--- Start of Material for the task ---
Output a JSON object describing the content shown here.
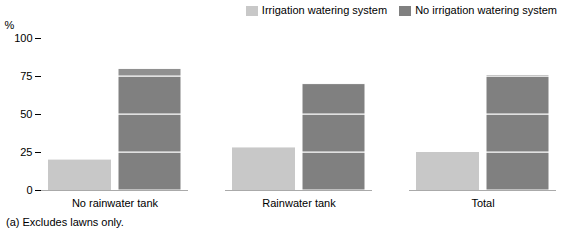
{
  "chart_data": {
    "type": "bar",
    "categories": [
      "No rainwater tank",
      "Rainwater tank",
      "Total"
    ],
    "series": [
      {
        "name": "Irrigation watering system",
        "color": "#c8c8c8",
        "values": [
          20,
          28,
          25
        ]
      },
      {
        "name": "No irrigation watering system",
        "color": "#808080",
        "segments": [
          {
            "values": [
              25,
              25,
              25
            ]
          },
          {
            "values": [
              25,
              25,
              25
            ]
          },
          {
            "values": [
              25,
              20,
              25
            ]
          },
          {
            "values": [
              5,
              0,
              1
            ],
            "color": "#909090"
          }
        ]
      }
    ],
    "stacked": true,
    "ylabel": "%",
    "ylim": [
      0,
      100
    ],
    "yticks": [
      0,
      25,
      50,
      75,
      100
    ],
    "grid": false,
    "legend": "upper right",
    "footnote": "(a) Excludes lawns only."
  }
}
--- End of Material for the task ---
Problem requirements => Extract each line holding the word "watering" from the records.

Task output =>
        "name": "Irrigation watering system",
        "name": "No irrigation watering system",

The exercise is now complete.